**PASSAGE**
********************
The cross is the Vav between the two Dalets of David’s name. The nail driven by the Son’s own willing hand, connecting heaven and earth, opening both doors simultaneously, completing the house the first letter declared.

Document 9 of 10

 

The builder moved in. The Word eskenosen (pitched his tent, took up residence) among us in the tzelem (shadow or image) of humanity. The house was inhabited for the first time in the fullness of what the Bet of Bereshit (the enlarged house in the first letter of the first word of the Torah) had always declared. But the inhabitation had come in the mode of the incarnation — the fullness of YHWH present in one human being, walking among all flesh, the two doors of David’s name still waiting for the nail that would open them both permanently and for everyone.

The nail was always the point. The Vav (the nail, the Paleo-Hebrew letter drawn as a tent peg or nail, the connector, the fastener, the letter at the center of the Torah and in the third position of the divine name YHWH) between the two Dalets (doors) of David’s name, that nail was the reason the house of David was built, the reason the seed was held at the right hand, the reason the Word moved into the tzelem in the fullness of time. Everything in the building project was moving toward the moment the nail was driven. And when it was driven — the cross, Golgotha, the completion of the covenant sealed while Avraham slept — both doors opened. Simultaneously. For all flesh. Forever.

The nail was always the point. Everything in the building project, the first letter, the tzelem, the mishkan, the Davidic covenant, the incarnation, was moving toward the moment the nail was driven and both doors opened.
********************
**EXTRACTED ENTRIES**
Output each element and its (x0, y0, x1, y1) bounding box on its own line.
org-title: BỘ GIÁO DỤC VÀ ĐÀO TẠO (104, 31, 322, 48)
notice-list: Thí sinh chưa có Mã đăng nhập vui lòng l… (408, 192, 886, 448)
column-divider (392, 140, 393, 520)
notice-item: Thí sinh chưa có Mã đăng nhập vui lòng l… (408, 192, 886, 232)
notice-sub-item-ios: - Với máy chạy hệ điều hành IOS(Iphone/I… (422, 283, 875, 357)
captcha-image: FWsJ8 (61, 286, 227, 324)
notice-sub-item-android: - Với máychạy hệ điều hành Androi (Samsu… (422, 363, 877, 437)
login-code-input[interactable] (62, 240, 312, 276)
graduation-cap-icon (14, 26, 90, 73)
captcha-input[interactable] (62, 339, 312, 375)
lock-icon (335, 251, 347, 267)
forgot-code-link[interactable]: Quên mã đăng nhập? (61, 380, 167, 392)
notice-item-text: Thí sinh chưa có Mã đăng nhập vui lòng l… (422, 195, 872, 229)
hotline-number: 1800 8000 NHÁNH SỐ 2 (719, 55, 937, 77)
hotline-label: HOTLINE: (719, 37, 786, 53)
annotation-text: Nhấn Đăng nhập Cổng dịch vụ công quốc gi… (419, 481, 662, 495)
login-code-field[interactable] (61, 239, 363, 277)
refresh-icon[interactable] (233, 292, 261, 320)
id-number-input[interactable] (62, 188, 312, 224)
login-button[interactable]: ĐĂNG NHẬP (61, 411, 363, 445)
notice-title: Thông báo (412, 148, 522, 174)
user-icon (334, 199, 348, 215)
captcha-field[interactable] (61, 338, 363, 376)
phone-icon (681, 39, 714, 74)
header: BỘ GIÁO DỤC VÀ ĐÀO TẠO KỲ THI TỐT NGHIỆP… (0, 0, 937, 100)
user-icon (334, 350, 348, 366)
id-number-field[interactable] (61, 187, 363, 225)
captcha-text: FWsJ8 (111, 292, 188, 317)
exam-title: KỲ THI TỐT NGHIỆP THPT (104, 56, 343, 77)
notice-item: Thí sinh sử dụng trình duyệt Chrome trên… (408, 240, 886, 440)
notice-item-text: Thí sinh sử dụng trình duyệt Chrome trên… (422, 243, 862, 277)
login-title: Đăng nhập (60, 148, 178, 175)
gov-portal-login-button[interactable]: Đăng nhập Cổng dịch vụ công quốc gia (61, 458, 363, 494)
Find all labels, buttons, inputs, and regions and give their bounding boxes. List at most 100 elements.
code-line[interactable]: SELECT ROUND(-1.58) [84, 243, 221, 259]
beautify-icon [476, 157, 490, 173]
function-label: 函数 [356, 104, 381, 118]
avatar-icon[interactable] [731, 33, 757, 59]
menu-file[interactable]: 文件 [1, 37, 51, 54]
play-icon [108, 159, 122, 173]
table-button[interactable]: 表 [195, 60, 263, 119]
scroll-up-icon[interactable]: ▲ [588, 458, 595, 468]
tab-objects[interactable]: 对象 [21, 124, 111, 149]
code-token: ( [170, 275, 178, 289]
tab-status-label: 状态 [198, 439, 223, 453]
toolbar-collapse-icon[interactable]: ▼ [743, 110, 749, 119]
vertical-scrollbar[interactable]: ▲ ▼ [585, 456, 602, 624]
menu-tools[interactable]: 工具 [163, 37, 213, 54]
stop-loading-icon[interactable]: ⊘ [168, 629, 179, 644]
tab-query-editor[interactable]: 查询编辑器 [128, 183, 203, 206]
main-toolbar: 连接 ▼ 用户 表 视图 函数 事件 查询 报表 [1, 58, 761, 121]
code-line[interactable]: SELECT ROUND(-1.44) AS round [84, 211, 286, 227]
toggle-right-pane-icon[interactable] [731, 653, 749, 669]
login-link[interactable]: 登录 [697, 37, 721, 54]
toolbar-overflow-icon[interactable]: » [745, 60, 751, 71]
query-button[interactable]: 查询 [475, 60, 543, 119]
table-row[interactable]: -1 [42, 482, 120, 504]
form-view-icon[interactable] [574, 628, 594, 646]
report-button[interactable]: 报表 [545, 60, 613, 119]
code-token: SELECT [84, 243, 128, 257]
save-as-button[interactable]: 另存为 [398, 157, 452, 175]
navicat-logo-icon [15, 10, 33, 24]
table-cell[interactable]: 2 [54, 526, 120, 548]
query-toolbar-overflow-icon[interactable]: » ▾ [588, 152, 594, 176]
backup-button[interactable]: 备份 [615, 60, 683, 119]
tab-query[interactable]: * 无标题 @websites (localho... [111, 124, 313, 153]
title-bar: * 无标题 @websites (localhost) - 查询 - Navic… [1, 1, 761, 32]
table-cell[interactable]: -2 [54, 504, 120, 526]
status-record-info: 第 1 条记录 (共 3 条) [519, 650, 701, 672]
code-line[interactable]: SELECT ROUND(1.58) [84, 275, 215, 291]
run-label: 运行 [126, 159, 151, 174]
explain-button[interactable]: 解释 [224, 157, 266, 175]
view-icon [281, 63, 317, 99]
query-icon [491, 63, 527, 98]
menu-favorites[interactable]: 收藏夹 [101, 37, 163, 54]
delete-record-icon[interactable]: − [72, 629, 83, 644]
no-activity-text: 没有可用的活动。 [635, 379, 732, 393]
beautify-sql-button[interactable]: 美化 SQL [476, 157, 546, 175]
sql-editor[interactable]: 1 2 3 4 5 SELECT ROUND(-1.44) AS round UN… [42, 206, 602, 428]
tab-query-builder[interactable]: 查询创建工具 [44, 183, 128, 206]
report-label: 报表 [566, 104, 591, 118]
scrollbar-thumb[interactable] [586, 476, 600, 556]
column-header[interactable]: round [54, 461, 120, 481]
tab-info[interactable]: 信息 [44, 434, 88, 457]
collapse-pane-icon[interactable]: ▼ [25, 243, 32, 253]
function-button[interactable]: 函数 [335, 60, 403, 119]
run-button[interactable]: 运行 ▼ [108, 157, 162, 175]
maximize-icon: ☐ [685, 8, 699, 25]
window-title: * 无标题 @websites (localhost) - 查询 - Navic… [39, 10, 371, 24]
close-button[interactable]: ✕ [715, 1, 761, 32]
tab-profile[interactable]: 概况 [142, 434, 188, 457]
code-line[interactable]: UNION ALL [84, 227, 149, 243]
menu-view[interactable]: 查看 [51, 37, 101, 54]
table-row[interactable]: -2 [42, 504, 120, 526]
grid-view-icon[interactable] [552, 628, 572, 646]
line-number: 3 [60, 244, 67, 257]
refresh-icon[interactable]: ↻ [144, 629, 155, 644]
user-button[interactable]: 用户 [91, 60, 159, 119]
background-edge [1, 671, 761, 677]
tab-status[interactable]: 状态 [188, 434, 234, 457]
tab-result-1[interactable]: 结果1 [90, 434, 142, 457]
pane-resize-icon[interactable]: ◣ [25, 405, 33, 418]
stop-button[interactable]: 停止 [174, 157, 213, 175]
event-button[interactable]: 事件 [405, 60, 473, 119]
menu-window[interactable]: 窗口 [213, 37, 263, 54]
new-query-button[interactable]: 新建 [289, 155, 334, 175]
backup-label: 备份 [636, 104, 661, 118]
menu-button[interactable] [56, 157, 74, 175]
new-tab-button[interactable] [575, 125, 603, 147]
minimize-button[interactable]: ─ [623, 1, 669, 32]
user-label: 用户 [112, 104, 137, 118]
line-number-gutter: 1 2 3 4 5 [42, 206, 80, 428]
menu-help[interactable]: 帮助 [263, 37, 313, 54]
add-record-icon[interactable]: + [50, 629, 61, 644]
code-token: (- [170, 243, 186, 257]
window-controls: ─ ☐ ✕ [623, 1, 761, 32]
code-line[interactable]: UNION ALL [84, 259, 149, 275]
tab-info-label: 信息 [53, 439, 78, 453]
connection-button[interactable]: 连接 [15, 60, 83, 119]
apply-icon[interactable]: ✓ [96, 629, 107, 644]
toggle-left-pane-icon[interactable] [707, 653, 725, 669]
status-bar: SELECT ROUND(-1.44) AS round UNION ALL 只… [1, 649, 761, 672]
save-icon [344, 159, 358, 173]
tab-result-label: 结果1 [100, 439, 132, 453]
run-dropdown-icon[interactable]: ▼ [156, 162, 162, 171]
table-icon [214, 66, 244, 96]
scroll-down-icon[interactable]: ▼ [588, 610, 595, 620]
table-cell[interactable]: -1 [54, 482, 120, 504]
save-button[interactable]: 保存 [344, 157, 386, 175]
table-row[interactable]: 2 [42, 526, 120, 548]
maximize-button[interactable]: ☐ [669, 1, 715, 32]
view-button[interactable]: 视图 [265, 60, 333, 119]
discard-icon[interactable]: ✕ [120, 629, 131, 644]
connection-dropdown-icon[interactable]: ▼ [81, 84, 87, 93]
********************
**EXERCISE TASKS**
1 - Reproduce the passage between "The cross is" and "first letter declared.", inclusive.
2 - Translate this sentence from the passage into Spanish: "Everything in the building project was moving toward the moment the nail was driven."

**OUTPUTS FOR THE TASKS**
1 -
The cross is the Vav between the two Dalets of David’s name. The nail driven by the Son’s own willing hand, connecting heaven and earth, opening both doors simultaneously, completing the house the first letter declared.

2 - Todo en el proyecto de construcción avanzaba hacia el momento en que el clavo fue clavado.